→ Directions: Starting at the line that contains "What data was", copy each line through the final one exactly as written.

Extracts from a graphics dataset
##########
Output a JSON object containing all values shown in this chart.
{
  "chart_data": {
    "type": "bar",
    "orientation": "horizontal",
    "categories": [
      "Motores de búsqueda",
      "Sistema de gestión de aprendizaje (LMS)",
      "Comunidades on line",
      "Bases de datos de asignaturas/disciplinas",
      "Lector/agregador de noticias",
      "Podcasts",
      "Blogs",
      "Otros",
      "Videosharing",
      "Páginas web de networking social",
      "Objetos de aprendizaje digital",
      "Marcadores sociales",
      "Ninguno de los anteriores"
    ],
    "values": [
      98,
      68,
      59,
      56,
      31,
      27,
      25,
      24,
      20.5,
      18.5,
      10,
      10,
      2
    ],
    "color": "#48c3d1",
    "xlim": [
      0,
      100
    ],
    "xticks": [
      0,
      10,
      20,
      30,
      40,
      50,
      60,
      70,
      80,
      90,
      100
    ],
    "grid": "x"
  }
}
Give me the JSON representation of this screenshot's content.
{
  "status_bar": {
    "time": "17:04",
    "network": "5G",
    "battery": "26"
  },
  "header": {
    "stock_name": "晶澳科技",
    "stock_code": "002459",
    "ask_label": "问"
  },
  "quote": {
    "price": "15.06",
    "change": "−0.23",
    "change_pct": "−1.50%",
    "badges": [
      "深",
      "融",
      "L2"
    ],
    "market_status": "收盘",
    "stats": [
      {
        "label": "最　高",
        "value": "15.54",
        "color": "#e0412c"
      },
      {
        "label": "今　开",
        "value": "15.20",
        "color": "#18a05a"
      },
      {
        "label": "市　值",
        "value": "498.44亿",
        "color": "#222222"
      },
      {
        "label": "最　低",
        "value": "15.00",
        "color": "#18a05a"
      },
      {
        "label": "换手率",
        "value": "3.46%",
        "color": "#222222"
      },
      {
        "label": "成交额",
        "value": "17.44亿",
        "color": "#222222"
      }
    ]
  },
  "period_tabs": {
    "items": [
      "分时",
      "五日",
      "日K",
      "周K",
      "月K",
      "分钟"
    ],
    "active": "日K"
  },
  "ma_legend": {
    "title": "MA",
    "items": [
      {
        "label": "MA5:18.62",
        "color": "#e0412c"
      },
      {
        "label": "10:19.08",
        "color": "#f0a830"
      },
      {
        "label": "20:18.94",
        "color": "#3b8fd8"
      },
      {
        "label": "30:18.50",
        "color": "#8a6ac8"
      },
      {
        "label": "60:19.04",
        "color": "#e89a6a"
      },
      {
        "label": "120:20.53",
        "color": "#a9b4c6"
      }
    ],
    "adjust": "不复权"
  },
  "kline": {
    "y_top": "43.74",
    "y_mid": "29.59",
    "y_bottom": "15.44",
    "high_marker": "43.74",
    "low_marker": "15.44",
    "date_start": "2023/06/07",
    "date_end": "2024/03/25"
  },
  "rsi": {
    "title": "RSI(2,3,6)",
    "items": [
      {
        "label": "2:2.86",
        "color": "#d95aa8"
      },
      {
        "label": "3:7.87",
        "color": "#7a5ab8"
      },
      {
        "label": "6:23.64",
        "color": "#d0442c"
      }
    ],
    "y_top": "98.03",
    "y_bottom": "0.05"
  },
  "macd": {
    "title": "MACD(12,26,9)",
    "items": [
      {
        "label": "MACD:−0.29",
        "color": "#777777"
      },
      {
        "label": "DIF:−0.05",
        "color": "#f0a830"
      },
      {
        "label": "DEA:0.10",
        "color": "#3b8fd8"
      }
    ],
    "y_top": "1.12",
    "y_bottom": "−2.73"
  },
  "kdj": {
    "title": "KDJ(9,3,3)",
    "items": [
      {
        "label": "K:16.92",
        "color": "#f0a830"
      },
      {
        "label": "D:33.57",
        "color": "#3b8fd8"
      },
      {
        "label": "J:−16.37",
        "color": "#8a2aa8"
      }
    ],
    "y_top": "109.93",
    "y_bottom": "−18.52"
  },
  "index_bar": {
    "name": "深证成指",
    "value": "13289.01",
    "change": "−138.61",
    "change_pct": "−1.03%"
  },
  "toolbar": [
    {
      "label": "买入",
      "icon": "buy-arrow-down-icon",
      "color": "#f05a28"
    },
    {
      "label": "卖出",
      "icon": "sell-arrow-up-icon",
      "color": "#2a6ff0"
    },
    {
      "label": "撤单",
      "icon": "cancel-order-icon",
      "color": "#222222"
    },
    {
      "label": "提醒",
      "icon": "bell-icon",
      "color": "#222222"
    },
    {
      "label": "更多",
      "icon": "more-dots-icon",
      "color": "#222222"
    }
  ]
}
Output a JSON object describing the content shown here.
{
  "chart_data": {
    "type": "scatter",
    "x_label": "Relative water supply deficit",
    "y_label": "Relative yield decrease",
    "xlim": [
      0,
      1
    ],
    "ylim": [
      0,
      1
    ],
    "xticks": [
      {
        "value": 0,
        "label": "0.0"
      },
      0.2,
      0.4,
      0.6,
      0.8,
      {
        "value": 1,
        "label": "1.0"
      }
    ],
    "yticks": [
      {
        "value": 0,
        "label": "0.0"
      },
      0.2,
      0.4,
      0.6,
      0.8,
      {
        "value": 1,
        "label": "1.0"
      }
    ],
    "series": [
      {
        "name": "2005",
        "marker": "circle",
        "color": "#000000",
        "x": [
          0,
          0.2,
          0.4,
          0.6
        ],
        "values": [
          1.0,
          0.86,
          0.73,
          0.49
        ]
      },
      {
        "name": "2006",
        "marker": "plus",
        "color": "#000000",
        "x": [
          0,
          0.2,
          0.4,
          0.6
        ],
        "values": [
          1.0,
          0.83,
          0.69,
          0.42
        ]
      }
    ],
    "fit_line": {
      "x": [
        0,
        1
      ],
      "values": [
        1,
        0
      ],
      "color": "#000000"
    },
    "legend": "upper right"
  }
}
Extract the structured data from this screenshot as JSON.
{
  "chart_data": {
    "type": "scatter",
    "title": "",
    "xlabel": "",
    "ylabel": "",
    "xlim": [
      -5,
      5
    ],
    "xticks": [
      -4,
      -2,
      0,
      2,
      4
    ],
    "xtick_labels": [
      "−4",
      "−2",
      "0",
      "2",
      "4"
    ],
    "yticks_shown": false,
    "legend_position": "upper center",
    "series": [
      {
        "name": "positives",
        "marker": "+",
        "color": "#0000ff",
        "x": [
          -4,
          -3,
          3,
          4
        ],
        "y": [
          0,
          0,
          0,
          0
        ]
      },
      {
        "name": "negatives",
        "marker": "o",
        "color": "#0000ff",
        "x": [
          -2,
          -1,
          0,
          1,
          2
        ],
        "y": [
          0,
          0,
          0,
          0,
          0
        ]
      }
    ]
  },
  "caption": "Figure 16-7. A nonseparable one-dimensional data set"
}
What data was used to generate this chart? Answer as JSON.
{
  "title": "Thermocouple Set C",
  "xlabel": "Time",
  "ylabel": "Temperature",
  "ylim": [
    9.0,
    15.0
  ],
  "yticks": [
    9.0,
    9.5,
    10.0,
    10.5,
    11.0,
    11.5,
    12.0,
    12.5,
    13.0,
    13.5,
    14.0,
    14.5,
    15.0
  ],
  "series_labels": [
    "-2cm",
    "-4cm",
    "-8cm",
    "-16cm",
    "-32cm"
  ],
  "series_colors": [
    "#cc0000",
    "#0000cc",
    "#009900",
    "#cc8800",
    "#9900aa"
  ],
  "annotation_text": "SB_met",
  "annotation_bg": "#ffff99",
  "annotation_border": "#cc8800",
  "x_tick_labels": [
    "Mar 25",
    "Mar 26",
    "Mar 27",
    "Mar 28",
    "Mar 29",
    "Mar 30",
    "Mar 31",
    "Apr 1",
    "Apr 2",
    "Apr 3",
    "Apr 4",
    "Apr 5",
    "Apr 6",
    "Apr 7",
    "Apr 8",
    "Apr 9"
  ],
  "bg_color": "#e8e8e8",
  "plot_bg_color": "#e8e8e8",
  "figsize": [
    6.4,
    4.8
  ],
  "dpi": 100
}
##########
→ Exercise answer:
What data was used to generate this chart? Answer as JSON.
{
  "title": "Thermocouple Set C",
  "xlabel": "Time",
  "ylabel": "Temperature",
  "ylim": [
    9.0,
    15.0
  ],
  "yticks": [
    9.0,
    9.5,
    10.0,
    10.5,
    11.0,
    11.5,
    12.0,
    12.5,
    13.0,
    13.5,
    14.0,
    14.5,
    15.0
  ],
  "series_labels": [
    "-2cm",
    "-4cm",
    "-8cm",
    "-16cm",
    "-32cm"
  ],
  "series_colors": [
    "#cc0000",
    "#0000cc",
    "#009900",
    "#cc8800",
    "#9900aa"
  ],
  "annotation_text": "SB_met",
  "annotation_bg": "#ffff99",
  "annotation_border": "#cc8800",
  "x_tick_labels": [
    "Mar 25",
    "Mar 26",
    "Mar 27",
    "Mar 28",
    "Mar 29",
    "Mar 30",
    "Mar 31",
    "Apr 1",
    "Apr 2",
    "Apr 3",
    "Apr 4",
    "Apr 5",
    "Apr 6",
    "Apr 7",
    "Apr 8",
    "Apr 9"
  ],
  "bg_color": "#e8e8e8",
  "plot_bg_color": "#e8e8e8",
  "figsize": [
    6.4,
    4.8
  ],
  "dpi": 100
}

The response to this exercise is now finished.